- Short problem
Return the records that follow unaltered. Omit every picture.

- Material for this exercise

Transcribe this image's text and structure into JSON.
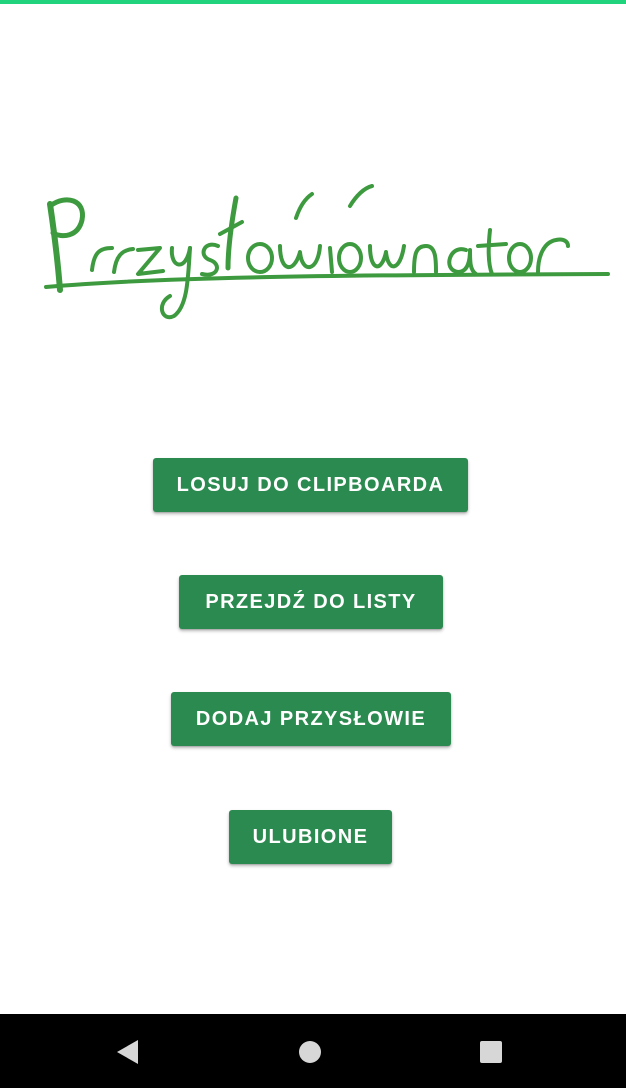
{
  "app": {
    "logo_text": "Przysłowiownator",
    "accent_color": "#2b8a4f",
    "logo_color": "#3d9a3f",
    "status_strip_color": "#22d37e"
  },
  "main": {
    "buttons": [
      {
        "label": "LOSUJ DO CLIPBOARDA"
      },
      {
        "label": "PRZEJDŹ DO LISTY"
      },
      {
        "label": "DODAJ PRZYSŁOWIE"
      },
      {
        "label": "ULUBIONE"
      }
    ]
  },
  "navigation": {
    "back_icon": "back-triangle-icon",
    "home_icon": "home-circle-icon",
    "recents_icon": "recents-square-icon"
  }
}
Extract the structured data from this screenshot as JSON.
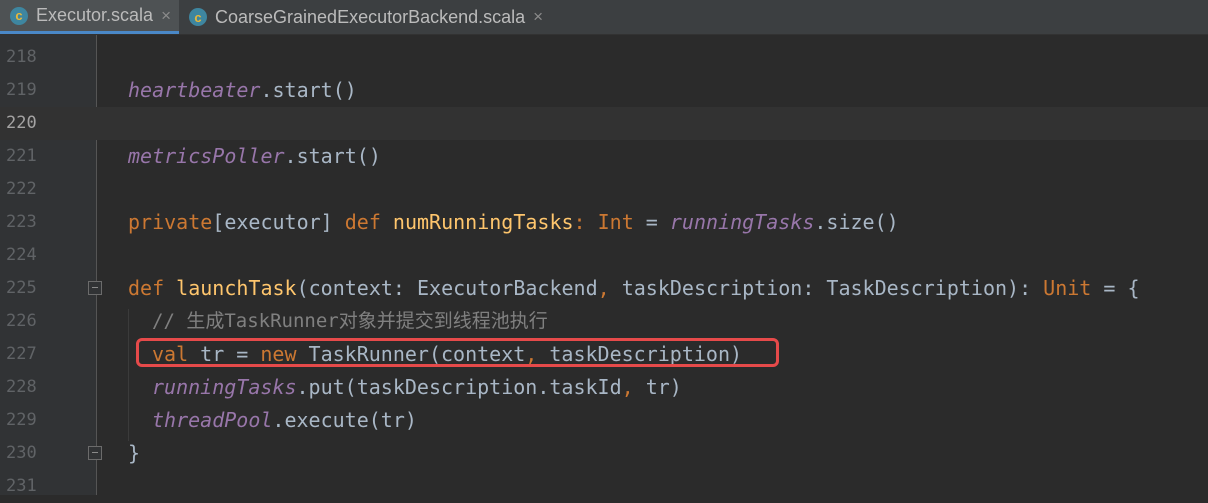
{
  "tabs": [
    {
      "label": "Executor.scala",
      "icon": "scala-class-icon",
      "active": true
    },
    {
      "label": "CoarseGrainedExecutorBackend.scala",
      "icon": "scala-class-icon",
      "active": false
    }
  ],
  "tab_close_glyph": "×",
  "file_icon_letter": "c",
  "lines": [
    {
      "num": "218"
    },
    {
      "num": "219",
      "field": "heartbeater",
      "rest": ".start()"
    },
    {
      "num": "220"
    },
    {
      "num": "221",
      "field": "metricsPoller",
      "rest": ".start()"
    },
    {
      "num": "222"
    },
    {
      "num": "223",
      "kw1": "private",
      "p1": "[executor] ",
      "kw2": "def",
      "fn": "numRunningTasks",
      "p2": ": ",
      "type": "Int",
      "p3": " = ",
      "field": "runningTasks",
      "p4": ".size()"
    },
    {
      "num": "224"
    },
    {
      "num": "225",
      "kw1": "def",
      "fn": "launchTask",
      "p1": "(context: ExecutorBackend",
      "comma": ",",
      "p2": " taskDescription: TaskDescription): ",
      "type": "Unit",
      "p3": " = {"
    },
    {
      "num": "226",
      "comment": "// 生成TaskRunner对象并提交到线程池执行"
    },
    {
      "num": "227",
      "kw1": "val",
      "p1": " tr = ",
      "kw2": "new",
      "p2": " TaskRunner(context",
      "comma": ",",
      "p3": " taskDescription)"
    },
    {
      "num": "228",
      "field": "runningTasks",
      "p1": ".put(taskDescription.taskId",
      "comma": ",",
      "p2": " tr)"
    },
    {
      "num": "229",
      "field": "threadPool",
      "p1": ".execute(tr)"
    },
    {
      "num": "230",
      "p1": "}"
    },
    {
      "num": "231"
    }
  ],
  "colors": {
    "keyword": "#cc7832",
    "field": "#9876aa",
    "function": "#ffc66d",
    "comment": "#808080",
    "text": "#a9b7c6",
    "highlight_box": "#e64a4a"
  }
}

- Answer to this task
Transcribe this image's text and structure into JSON.
{
  "app": {
    "logo_text": "Przysłowiownator",
    "accent_color": "#2b8a4f",
    "logo_color": "#3d9a3f",
    "status_strip_color": "#22d37e"
  },
  "main": {
    "buttons": [
      {
        "label": "LOSUJ DO CLIPBOARDA"
      },
      {
        "label": "PRZEJDŹ DO LISTY"
      },
      {
        "label": "DODAJ PRZYSŁOWIE"
      },
      {
        "label": "ULUBIONE"
      }
    ]
  },
  "navigation": {
    "back_icon": "back-triangle-icon",
    "home_icon": "home-circle-icon",
    "recents_icon": "recents-square-icon"
  }
}
Extract the structured data from this screenshot as JSON.
{
  "tabs": [
    {
      "label": "Executor.scala",
      "icon": "scala-class-icon",
      "active": true
    },
    {
      "label": "CoarseGrainedExecutorBackend.scala",
      "icon": "scala-class-icon",
      "active": false
    }
  ],
  "tab_close_glyph": "×",
  "file_icon_letter": "c",
  "lines": [
    {
      "num": "218"
    },
    {
      "num": "219",
      "field": "heartbeater",
      "rest": ".start()"
    },
    {
      "num": "220"
    },
    {
      "num": "221",
      "field": "metricsPoller",
      "rest": ".start()"
    },
    {
      "num": "222"
    },
    {
      "num": "223",
      "kw1": "private",
      "p1": "[executor] ",
      "kw2": "def",
      "fn": "numRunningTasks",
      "p2": ": ",
      "type": "Int",
      "p3": " = ",
      "field": "runningTasks",
      "p4": ".size()"
    },
    {
      "num": "224"
    },
    {
      "num": "225",
      "kw1": "def",
      "fn": "launchTask",
      "p1": "(context: ExecutorBackend",
      "comma": ",",
      "p2": " taskDescription: TaskDescription): ",
      "type": "Unit",
      "p3": " = {"
    },
    {
      "num": "226",
      "comment": "// 生成TaskRunner对象并提交到线程池执行"
    },
    {
      "num": "227",
      "kw1": "val",
      "p1": " tr = ",
      "kw2": "new",
      "p2": " TaskRunner(context",
      "comma": ",",
      "p3": " taskDescription)"
    },
    {
      "num": "228",
      "field": "runningTasks",
      "p1": ".put(taskDescription.taskId",
      "comma": ",",
      "p2": " tr)"
    },
    {
      "num": "229",
      "field": "threadPool",
      "p1": ".execute(tr)"
    },
    {
      "num": "230",
      "p1": "}"
    },
    {
      "num": "231"
    }
  ],
  "colors": {
    "keyword": "#cc7832",
    "field": "#9876aa",
    "function": "#ffc66d",
    "comment": "#808080",
    "text": "#a9b7c6",
    "highlight_box": "#e64a4a"
  }
}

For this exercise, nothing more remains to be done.